Copy nothing but the text: repeat each entry exactly and drop the images.

Saved entries
==========

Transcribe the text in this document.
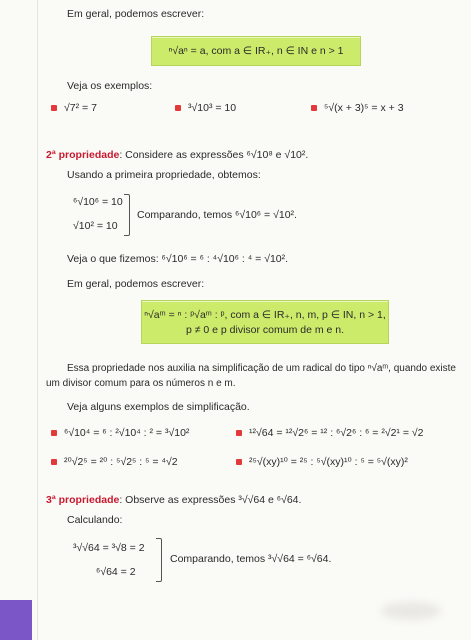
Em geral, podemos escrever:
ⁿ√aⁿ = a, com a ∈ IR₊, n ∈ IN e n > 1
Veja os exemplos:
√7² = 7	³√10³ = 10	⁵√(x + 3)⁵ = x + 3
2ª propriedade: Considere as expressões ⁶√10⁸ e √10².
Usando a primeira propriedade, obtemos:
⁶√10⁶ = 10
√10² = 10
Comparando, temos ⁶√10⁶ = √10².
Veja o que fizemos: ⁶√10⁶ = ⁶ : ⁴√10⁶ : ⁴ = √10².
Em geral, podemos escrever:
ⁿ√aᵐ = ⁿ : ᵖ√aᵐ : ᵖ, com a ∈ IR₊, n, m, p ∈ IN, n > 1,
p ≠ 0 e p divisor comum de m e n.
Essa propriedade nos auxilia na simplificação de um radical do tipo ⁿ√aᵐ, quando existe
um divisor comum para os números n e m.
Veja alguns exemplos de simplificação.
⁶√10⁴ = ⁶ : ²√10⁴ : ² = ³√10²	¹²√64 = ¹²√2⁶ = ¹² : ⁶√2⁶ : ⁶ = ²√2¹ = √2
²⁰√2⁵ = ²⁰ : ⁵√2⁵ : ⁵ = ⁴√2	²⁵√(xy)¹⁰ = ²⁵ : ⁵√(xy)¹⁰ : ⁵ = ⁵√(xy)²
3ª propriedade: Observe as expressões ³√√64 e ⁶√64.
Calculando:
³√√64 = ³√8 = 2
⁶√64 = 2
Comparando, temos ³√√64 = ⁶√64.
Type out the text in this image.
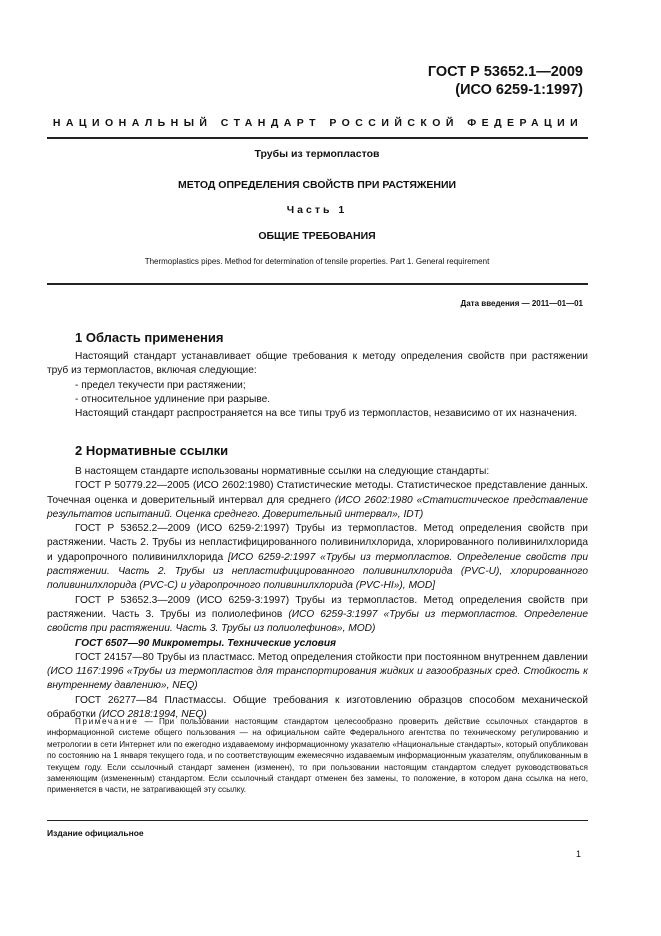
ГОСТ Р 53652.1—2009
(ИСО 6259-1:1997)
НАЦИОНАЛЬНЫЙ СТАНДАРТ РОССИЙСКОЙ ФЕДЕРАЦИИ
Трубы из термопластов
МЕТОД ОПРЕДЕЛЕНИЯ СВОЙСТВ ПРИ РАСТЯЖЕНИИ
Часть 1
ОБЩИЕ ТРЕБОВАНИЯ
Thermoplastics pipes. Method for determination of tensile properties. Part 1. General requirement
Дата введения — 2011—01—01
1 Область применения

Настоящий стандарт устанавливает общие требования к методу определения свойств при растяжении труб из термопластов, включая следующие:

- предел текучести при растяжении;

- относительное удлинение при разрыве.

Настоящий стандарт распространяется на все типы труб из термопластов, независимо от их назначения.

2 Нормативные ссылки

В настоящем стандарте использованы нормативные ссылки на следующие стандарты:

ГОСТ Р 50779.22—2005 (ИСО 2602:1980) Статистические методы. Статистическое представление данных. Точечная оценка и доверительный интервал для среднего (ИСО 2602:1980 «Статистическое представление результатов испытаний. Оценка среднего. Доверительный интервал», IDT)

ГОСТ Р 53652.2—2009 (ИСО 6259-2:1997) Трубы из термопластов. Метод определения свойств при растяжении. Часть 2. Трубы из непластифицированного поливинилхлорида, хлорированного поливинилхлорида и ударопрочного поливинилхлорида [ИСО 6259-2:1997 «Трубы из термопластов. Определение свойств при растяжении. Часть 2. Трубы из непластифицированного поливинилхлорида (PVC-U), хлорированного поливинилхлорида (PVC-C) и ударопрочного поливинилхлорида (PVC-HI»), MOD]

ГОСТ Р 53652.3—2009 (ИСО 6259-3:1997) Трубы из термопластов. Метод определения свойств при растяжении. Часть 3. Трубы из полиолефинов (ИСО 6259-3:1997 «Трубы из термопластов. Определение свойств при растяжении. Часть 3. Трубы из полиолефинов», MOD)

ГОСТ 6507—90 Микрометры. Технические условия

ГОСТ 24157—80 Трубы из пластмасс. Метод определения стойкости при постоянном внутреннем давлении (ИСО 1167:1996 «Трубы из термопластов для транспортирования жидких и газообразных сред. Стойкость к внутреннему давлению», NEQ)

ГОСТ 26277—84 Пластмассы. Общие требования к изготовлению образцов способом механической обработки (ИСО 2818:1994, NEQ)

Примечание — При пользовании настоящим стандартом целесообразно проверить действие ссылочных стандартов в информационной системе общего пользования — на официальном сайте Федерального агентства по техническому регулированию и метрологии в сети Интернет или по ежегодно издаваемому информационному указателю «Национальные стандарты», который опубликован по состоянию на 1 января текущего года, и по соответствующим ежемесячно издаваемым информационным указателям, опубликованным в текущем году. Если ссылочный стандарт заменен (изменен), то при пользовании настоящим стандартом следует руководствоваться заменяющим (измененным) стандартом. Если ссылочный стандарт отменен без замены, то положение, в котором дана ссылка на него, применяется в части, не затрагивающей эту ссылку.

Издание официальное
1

==========

(ANSWER TO THIS EXERCISE):
Transcribe the text in this document.
Em geral, podemos escrever:
ⁿ√aⁿ = a, com a ∈ IR₊, n ∈ IN e n > 1
Veja os exemplos:
√7² = 7	³√10³ = 10	⁵√(x + 3)⁵ = x + 3
2ª propriedade: Considere as expressões ⁶√10⁸ e √10².
Usando a primeira propriedade, obtemos:
⁶√10⁶ = 10
√10² = 10
Comparando, temos ⁶√10⁶ = √10².
Veja o que fizemos: ⁶√10⁶ = ⁶ : ⁴√10⁶ : ⁴ = √10².
Em geral, podemos escrever:
ⁿ√aᵐ = ⁿ : ᵖ√aᵐ : ᵖ, com a ∈ IR₊, n, m, p ∈ IN, n > 1,
p ≠ 0 e p divisor comum de m e n.
Essa propriedade nos auxilia na simplificação de um radical do tipo ⁿ√aᵐ, quando existe
um divisor comum para os números n e m.
Veja alguns exemplos de simplificação.
⁶√10⁴ = ⁶ : ²√10⁴ : ² = ³√10²	¹²√64 = ¹²√2⁶ = ¹² : ⁶√2⁶ : ⁶ = ²√2¹ = √2
²⁰√2⁵ = ²⁰ : ⁵√2⁵ : ⁵ = ⁴√2	²⁵√(xy)¹⁰ = ²⁵ : ⁵√(xy)¹⁰ : ⁵ = ⁵√(xy)²
3ª propriedade: Observe as expressões ³√√64 e ⁶√64.
Calculando:
³√√64 = ³√8 = 2
⁶√64 = 2
Comparando, temos ³√√64 = ⁶√64.
Type out the text in this image.
ГОСТ Р 53652.1—2009
(ИСО 6259-1:1997)
НАЦИОНАЛЬНЫЙ СТАНДАРТ РОССИЙСКОЙ ФЕДЕРАЦИИ
Трубы из термопластов
МЕТОД ОПРЕДЕЛЕНИЯ СВОЙСТВ ПРИ РАСТЯЖЕНИИ
Часть 1
ОБЩИЕ ТРЕБОВАНИЯ
Thermoplastics pipes. Method for determination of tensile properties. Part 1. General requirement
Дата введения — 2011—01—01
1 Область применения

Настоящий стандарт устанавливает общие требования к методу определения свойств при растяжении труб из термопластов, включая следующие:

- предел текучести при растяжении;

- относительное удлинение при разрыве.

Настоящий стандарт распространяется на все типы труб из термопластов, независимо от их назначения.

2 Нормативные ссылки

В настоящем стандарте использованы нормативные ссылки на следующие стандарты:

ГОСТ Р 50779.22—2005 (ИСО 2602:1980) Статистические методы. Статистическое представление данных. Точечная оценка и доверительный интервал для среднего (ИСО 2602:1980 «Статистическое представление результатов испытаний. Оценка среднего. Доверительный интервал», IDT)

ГОСТ Р 53652.2—2009 (ИСО 6259-2:1997) Трубы из термопластов. Метод определения свойств при растяжении. Часть 2. Трубы из непластифицированного поливинилхлорида, хлорированного поливинилхлорида и ударопрочного поливинилхлорида [ИСО 6259-2:1997 «Трубы из термопластов. Определение свойств при растяжении. Часть 2. Трубы из непластифицированного поливинилхлорида (PVC-U), хлорированного поливинилхлорида (PVC-C) и ударопрочного поливинилхлорида (PVC-HI»), MOD]

ГОСТ Р 53652.3—2009 (ИСО 6259-3:1997) Трубы из термопластов. Метод определения свойств при растяжении. Часть 3. Трубы из полиолефинов (ИСО 6259-3:1997 «Трубы из термопластов. Определение свойств при растяжении. Часть 3. Трубы из полиолефинов», MOD)

ГОСТ 6507—90 Микрометры. Технические условия

ГОСТ 24157—80 Трубы из пластмасс. Метод определения стойкости при постоянном внутреннем давлении (ИСО 1167:1996 «Трубы из термопластов для транспортирования жидких и газообразных сред. Стойкость к внутреннему давлению», NEQ)

ГОСТ 26277—84 Пластмассы. Общие требования к изготовлению образцов способом механической обработки (ИСО 2818:1994, NEQ)

Примечание — При пользовании настоящим стандартом целесообразно проверить действие ссылочных стандартов в информационной системе общего пользования — на официальном сайте Федерального агентства по техническому регулированию и метрологии в сети Интернет или по ежегодно издаваемому информационному указателю «Национальные стандарты», который опубликован по состоянию на 1 января текущего года, и по соответствующим ежемесячно издаваемым информационным указателям, опубликованным в текущем году. Если ссылочный стандарт заменен (изменен), то при пользовании настоящим стандартом следует руководствоваться заменяющим (измененным) стандартом. Если ссылочный стандарт отменен без замены, то положение, в котором дана ссылка на него, применяется в части, не затрагивающей эту ссылку.

Издание официальное
1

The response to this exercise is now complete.